■ What you need to do:
Reproduce every line in the listing that contains the word "this".

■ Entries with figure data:
- - -

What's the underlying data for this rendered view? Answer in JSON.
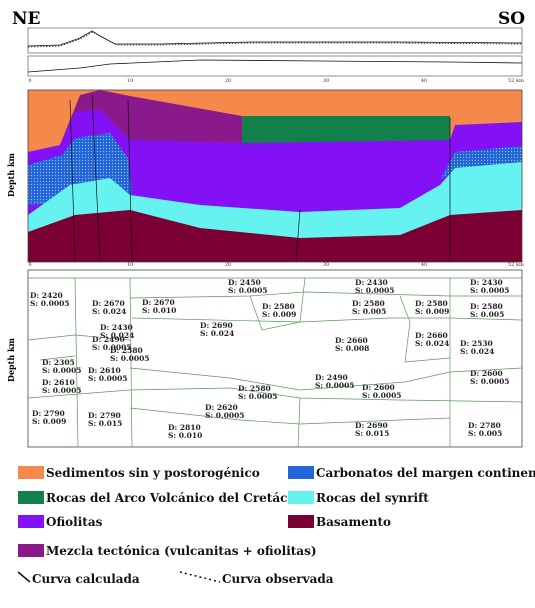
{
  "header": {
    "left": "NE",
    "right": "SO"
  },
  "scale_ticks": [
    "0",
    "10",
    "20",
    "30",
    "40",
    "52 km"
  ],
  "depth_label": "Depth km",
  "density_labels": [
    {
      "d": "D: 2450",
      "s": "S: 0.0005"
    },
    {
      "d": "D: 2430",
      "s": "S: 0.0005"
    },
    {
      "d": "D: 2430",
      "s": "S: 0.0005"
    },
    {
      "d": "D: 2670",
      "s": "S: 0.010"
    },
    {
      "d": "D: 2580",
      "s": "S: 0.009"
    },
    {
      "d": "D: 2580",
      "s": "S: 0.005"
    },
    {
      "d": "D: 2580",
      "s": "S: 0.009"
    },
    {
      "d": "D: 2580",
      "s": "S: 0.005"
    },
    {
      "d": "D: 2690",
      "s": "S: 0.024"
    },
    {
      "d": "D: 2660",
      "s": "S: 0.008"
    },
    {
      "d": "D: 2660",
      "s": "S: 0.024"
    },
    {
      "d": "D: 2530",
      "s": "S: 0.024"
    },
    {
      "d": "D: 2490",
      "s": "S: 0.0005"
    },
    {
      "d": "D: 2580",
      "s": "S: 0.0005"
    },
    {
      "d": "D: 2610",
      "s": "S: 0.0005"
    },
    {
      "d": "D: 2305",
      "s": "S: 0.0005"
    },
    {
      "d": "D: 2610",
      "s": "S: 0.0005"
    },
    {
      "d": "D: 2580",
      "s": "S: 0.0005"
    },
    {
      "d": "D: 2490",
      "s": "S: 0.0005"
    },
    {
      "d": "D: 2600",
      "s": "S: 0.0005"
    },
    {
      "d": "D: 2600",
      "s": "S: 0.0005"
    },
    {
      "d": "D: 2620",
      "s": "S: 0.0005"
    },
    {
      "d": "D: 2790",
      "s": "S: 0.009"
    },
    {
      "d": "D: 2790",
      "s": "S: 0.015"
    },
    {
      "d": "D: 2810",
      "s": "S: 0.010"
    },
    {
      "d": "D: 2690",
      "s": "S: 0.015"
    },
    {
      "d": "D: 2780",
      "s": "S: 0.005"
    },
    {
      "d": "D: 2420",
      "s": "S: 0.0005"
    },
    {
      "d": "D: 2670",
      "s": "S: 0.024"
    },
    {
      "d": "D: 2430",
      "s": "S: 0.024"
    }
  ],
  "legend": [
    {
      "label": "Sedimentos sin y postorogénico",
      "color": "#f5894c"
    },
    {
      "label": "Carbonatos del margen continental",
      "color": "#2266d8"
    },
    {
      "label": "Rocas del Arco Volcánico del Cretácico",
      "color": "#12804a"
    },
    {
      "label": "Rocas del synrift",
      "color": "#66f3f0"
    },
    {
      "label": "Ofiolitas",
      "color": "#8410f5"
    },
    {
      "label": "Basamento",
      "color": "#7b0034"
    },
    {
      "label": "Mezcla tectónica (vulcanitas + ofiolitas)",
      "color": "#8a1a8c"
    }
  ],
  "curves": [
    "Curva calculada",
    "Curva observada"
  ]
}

- - -

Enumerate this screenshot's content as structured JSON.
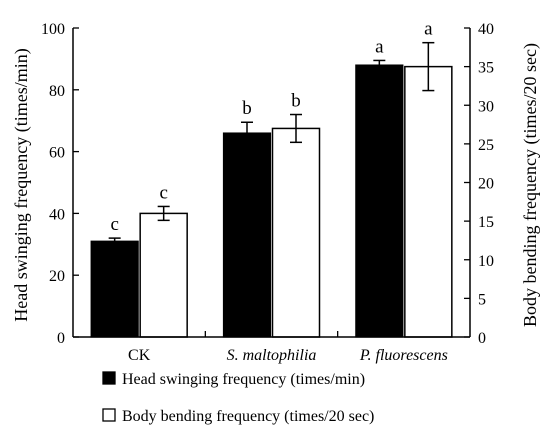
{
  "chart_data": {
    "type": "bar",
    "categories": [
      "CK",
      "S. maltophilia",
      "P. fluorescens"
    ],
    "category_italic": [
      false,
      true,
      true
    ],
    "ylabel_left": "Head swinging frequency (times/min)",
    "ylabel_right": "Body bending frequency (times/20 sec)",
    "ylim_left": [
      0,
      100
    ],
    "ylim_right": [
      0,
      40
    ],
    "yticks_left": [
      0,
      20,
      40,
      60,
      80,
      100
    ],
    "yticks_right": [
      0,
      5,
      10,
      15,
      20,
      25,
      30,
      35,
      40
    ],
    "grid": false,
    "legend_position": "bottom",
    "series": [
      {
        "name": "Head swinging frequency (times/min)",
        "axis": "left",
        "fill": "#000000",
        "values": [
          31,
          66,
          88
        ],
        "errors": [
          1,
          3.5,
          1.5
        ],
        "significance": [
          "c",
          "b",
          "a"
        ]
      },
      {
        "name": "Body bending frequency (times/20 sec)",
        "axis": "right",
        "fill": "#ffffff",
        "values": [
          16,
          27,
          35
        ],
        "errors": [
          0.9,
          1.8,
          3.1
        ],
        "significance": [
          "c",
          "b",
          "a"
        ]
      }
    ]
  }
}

- - -

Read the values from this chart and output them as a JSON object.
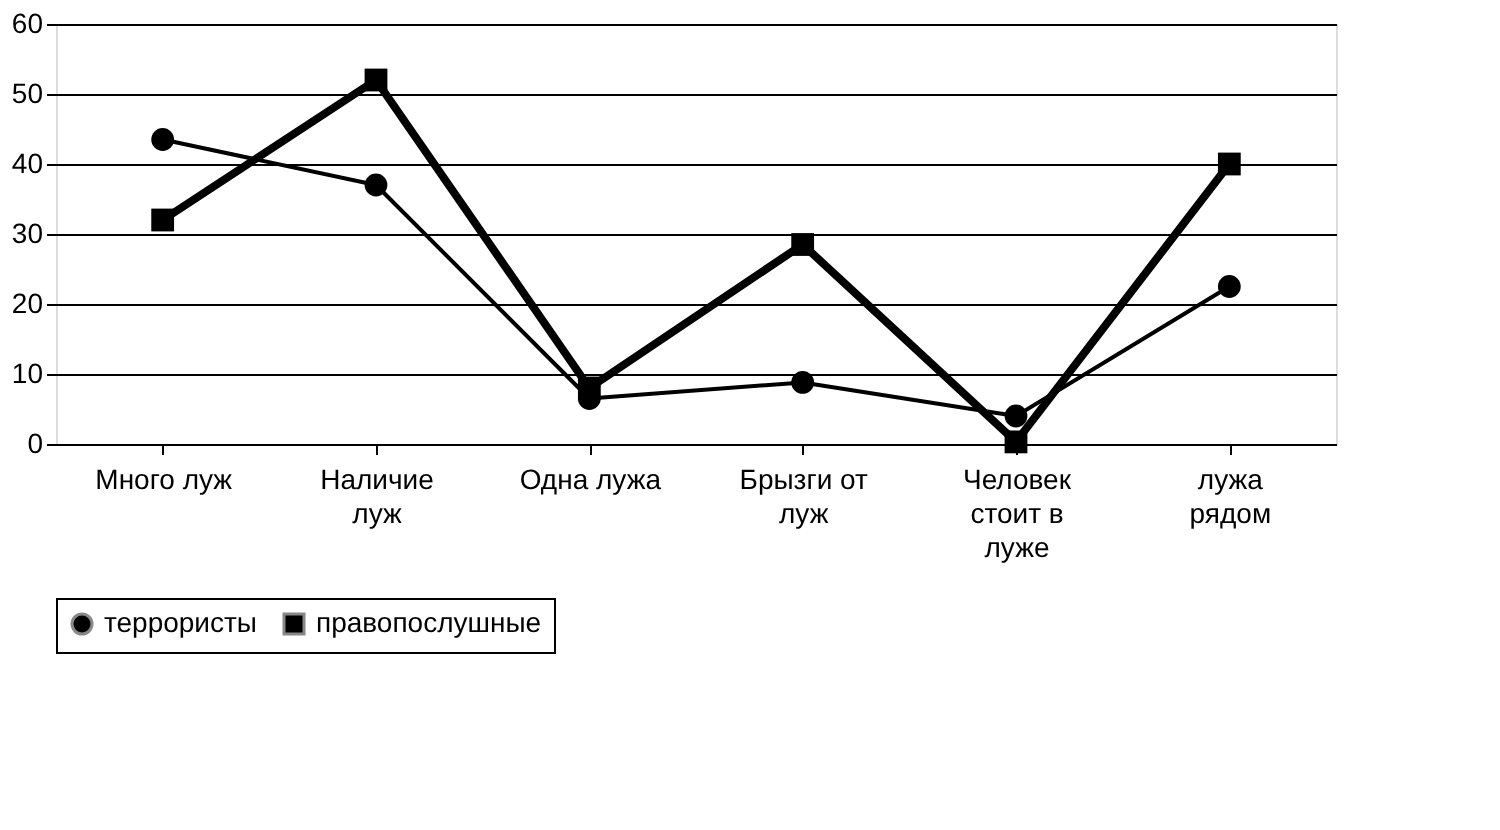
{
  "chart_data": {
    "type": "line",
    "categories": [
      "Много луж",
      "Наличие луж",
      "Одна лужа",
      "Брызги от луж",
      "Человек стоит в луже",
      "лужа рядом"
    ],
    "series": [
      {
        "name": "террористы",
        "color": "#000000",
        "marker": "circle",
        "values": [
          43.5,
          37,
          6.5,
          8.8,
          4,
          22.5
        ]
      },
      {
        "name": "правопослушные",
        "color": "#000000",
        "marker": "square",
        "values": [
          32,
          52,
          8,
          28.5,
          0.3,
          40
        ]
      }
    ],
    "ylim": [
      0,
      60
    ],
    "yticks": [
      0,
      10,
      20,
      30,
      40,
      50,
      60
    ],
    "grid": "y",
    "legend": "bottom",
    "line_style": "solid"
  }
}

- - -

■ Response to the task:
What's the underlying data for this rendered view? Answer in JSON.
Enumerate this screenshot's content as structured JSON.
Read the values from this chart and output them as a JSON object.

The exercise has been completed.